PROBLEM STATEMENT >> Which lines hold the word "into"? Copy each one.

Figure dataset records
>> begin
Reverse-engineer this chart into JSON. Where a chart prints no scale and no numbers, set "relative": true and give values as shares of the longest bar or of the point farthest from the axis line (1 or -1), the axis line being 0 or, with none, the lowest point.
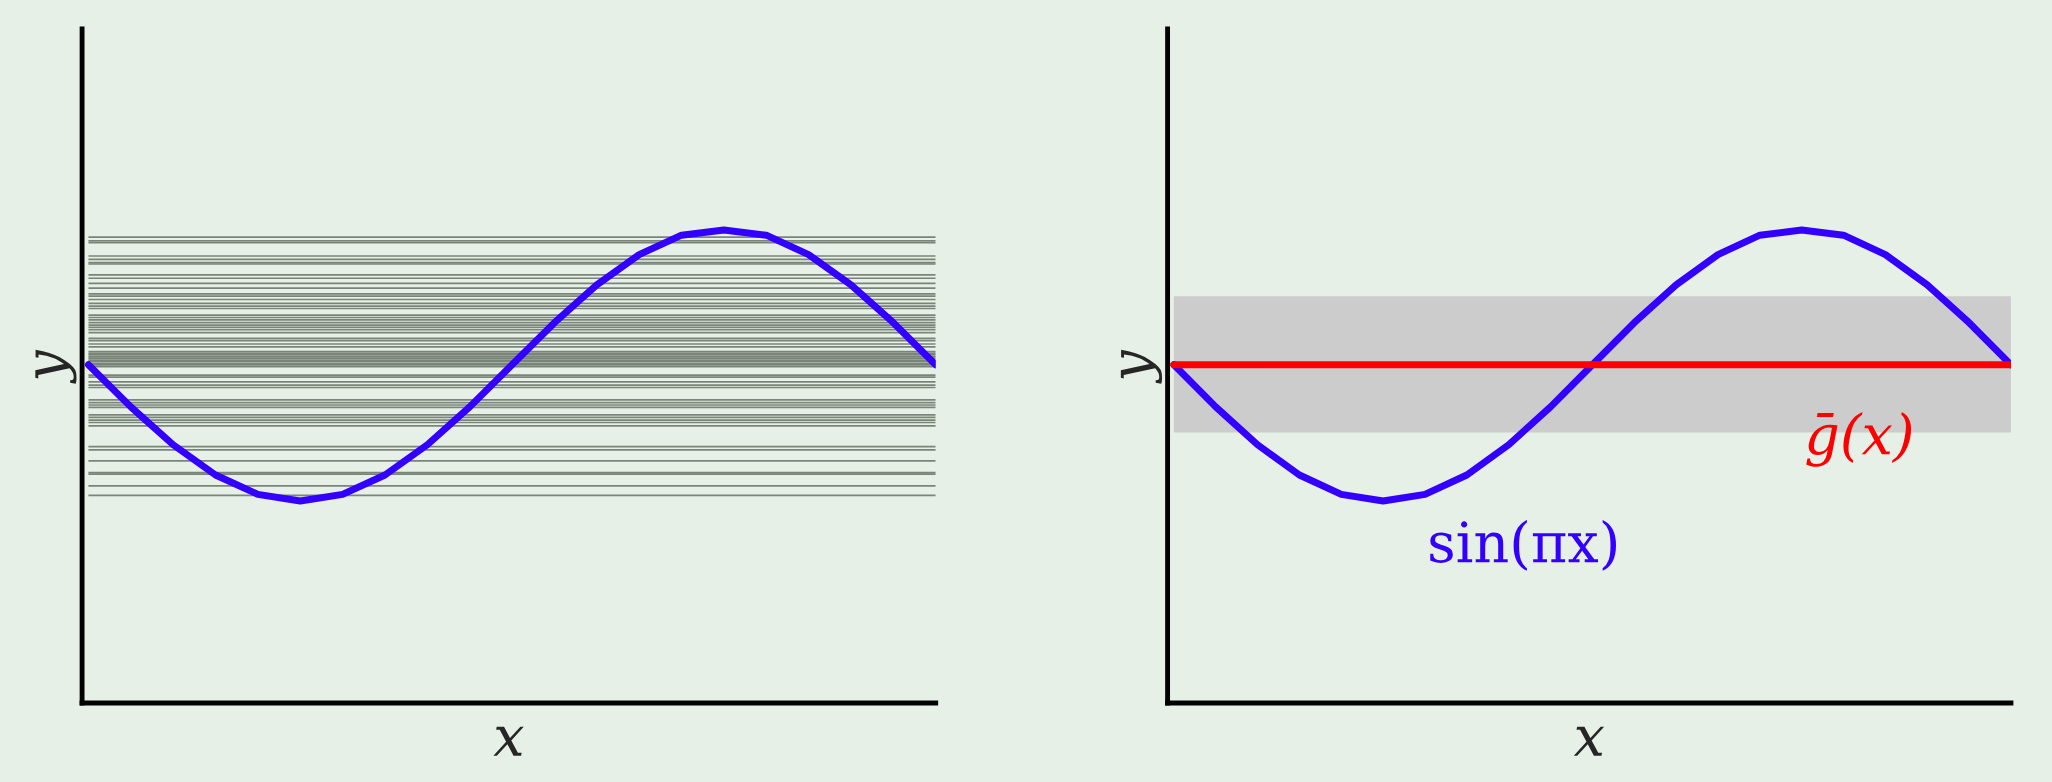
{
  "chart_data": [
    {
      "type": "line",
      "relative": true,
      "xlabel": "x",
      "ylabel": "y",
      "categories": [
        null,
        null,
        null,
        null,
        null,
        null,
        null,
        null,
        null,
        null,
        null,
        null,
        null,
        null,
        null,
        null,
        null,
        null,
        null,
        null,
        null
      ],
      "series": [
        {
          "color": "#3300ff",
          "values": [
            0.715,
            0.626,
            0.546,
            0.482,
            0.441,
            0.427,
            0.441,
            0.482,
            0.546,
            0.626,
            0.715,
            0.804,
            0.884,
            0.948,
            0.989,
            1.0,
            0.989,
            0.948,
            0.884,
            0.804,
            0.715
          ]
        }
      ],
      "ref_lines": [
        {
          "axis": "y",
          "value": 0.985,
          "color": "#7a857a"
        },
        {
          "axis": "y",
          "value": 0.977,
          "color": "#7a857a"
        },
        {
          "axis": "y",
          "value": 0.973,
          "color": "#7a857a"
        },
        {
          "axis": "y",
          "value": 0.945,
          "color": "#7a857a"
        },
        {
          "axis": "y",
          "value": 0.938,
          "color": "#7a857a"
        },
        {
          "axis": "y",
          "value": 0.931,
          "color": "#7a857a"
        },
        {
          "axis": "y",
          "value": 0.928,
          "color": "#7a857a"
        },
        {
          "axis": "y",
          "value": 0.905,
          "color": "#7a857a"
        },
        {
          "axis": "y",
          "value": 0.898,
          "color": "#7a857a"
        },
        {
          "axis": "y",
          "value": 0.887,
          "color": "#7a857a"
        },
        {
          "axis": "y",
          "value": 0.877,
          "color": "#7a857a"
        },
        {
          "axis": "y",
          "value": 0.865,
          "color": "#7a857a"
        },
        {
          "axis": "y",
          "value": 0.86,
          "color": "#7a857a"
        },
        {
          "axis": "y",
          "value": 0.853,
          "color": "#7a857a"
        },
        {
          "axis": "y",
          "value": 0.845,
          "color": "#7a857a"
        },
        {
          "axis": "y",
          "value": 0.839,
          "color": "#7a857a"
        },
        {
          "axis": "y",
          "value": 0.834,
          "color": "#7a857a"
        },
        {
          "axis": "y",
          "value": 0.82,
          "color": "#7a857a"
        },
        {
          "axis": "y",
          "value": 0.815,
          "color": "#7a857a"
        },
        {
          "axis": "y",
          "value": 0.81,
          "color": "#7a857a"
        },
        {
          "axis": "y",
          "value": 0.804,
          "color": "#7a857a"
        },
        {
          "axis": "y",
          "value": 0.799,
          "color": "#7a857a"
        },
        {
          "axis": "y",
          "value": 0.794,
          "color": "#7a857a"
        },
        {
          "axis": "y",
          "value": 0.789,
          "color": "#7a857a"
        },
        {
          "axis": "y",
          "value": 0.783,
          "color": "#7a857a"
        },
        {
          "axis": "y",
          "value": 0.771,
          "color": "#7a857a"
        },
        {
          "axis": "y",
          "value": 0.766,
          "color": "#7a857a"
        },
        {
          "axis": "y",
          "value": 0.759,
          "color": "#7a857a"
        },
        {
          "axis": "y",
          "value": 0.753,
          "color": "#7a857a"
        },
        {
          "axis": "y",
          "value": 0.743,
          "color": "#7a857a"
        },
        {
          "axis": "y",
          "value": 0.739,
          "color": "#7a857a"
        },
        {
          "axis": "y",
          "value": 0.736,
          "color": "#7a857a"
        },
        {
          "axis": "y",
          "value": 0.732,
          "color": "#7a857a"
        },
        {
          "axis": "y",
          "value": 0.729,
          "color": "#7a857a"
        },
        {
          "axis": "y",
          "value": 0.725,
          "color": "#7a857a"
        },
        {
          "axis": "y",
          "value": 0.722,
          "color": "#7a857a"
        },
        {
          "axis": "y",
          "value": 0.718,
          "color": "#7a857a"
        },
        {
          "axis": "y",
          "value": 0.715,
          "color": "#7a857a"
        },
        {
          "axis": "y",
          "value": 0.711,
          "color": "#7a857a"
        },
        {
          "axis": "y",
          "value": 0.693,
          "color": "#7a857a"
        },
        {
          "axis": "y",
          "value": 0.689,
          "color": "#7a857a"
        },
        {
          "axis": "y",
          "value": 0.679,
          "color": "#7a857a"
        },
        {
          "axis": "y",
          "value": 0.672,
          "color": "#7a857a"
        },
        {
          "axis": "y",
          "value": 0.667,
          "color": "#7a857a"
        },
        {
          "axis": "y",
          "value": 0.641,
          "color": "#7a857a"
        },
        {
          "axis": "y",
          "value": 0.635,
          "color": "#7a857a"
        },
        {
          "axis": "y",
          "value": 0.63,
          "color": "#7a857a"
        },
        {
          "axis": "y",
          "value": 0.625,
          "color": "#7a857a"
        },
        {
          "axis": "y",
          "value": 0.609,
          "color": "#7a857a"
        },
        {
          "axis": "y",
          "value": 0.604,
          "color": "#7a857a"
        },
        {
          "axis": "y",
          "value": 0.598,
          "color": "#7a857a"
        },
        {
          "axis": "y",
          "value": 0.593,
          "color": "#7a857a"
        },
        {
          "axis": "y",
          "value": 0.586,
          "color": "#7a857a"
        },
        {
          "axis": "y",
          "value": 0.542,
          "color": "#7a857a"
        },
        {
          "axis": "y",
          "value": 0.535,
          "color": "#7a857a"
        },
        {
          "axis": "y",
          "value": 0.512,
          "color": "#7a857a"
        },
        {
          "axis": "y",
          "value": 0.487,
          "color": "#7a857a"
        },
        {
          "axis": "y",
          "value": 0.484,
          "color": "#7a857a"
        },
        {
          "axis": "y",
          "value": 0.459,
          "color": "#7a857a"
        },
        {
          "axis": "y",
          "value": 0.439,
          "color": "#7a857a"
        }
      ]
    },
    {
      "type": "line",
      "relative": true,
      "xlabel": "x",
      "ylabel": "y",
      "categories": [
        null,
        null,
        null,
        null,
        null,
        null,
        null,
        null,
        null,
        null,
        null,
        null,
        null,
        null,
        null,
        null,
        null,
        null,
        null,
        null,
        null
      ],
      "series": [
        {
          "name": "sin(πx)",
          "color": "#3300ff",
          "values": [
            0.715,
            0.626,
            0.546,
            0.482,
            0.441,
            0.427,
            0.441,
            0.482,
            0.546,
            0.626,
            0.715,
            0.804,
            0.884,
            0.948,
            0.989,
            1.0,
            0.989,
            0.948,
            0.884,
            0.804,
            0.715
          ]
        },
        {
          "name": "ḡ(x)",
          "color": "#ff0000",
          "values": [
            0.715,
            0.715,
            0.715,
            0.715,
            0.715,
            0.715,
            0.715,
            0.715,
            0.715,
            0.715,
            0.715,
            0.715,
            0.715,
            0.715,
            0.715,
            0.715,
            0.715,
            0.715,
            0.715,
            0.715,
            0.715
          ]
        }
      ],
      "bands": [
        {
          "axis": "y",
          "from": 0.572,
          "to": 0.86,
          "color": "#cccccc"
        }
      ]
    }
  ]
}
>> end
>> begin
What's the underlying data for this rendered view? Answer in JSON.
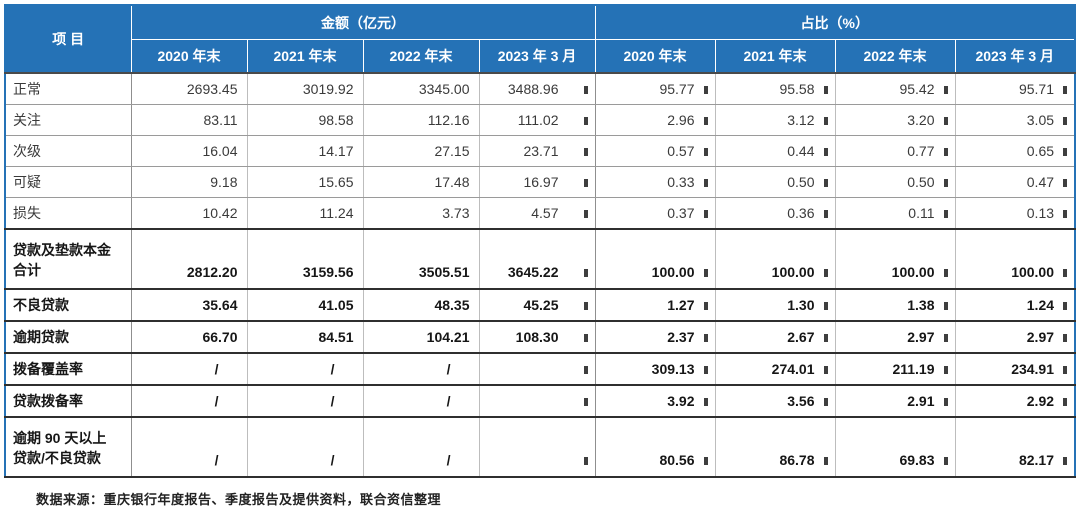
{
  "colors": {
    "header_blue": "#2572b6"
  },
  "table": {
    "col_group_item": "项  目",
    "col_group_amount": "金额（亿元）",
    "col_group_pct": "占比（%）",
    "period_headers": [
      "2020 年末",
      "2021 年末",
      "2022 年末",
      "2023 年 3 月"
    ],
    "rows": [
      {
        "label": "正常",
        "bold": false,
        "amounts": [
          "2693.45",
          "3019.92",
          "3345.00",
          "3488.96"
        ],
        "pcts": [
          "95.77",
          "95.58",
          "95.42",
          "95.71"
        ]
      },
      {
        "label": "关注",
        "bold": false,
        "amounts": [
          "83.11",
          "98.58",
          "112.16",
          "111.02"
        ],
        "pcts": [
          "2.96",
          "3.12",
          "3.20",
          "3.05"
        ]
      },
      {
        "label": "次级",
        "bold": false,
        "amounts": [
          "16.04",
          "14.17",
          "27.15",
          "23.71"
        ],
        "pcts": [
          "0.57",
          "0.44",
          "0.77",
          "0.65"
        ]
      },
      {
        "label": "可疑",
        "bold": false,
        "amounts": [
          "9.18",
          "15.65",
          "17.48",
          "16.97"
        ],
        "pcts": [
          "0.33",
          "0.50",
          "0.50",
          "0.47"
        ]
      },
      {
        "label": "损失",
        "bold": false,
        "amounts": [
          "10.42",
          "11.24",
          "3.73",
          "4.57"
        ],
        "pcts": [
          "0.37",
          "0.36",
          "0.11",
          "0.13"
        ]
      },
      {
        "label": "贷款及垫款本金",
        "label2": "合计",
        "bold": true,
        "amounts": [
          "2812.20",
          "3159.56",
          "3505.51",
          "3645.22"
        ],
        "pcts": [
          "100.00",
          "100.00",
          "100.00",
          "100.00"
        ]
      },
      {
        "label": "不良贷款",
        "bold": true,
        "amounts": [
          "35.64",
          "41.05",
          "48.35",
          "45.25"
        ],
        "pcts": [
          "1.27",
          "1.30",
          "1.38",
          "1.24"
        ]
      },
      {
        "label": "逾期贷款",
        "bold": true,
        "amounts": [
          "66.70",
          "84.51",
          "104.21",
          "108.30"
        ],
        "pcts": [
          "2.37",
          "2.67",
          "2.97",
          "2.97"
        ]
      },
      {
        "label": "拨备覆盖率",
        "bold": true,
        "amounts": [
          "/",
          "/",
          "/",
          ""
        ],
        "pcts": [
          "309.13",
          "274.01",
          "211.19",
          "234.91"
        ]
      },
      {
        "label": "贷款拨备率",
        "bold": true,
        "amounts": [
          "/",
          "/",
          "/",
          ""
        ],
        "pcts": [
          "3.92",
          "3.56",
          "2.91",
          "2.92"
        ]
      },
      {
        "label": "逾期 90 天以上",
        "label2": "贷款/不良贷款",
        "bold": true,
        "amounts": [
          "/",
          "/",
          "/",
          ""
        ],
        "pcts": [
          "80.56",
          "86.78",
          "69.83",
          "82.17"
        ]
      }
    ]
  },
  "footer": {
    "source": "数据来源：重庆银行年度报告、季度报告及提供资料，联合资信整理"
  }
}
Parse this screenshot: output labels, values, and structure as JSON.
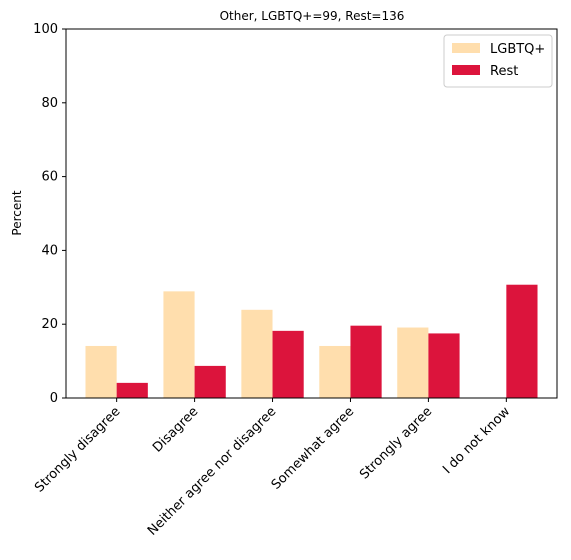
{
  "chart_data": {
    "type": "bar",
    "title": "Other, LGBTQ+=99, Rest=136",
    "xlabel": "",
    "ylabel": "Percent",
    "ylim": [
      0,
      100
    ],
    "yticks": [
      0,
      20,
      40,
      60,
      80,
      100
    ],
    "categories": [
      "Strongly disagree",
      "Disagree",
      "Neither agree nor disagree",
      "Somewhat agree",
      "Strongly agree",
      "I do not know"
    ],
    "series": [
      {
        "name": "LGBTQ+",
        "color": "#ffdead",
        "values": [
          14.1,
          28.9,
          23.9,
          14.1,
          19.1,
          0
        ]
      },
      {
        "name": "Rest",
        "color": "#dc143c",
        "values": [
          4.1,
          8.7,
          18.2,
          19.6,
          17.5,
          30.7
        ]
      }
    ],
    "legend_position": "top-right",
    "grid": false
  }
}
>> end
>> begin
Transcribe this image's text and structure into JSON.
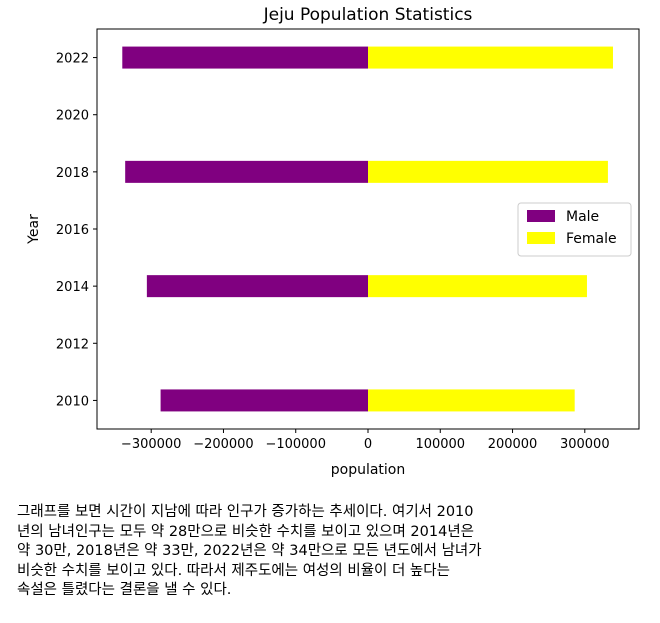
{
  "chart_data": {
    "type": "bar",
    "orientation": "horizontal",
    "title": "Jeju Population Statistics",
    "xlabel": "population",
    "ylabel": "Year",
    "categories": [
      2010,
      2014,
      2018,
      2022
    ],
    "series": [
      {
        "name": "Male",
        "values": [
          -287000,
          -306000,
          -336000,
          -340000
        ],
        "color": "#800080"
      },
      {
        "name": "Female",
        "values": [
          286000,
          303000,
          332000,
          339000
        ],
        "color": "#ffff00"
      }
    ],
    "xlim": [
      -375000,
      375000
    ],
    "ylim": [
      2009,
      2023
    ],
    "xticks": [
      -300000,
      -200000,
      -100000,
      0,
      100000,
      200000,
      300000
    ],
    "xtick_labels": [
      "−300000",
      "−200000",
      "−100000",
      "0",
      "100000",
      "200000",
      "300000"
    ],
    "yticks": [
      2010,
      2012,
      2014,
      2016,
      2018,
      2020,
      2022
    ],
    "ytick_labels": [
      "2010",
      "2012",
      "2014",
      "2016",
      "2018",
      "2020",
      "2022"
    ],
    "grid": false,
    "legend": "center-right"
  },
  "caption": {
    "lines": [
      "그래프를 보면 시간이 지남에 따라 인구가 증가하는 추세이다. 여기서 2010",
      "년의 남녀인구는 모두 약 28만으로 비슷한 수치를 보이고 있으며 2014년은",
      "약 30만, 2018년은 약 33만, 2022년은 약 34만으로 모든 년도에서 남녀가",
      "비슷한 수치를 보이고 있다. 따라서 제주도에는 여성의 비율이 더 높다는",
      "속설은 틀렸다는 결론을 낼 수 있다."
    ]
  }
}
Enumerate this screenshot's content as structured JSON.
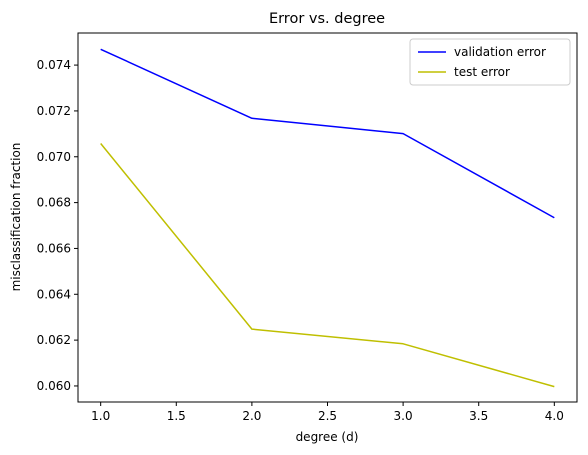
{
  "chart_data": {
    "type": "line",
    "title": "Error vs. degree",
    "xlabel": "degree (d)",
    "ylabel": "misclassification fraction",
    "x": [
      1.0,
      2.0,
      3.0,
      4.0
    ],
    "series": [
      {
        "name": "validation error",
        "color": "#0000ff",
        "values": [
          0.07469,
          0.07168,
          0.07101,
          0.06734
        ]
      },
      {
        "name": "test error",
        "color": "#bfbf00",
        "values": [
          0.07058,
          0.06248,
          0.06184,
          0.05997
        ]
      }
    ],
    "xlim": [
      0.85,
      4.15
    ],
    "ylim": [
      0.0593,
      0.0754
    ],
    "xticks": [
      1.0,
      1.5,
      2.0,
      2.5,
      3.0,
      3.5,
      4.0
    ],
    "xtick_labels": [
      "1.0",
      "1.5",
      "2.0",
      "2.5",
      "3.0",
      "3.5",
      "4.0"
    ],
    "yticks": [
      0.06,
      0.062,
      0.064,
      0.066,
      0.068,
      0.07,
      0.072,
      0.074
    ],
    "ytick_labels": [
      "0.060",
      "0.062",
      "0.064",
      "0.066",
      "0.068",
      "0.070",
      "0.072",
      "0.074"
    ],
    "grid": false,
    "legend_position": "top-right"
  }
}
>> end
OUTPUT FOR THIS TASK >>
Reverse-engineer this chart into JSON. Where a chart prints no scale and no numbers, set "relative": true and give values as shares of the longest bar or of the point farthest from the axis line (1 or -1), the axis line being 0 or, with none, the lowest point.
Transcribe this image's text and structure into JSON.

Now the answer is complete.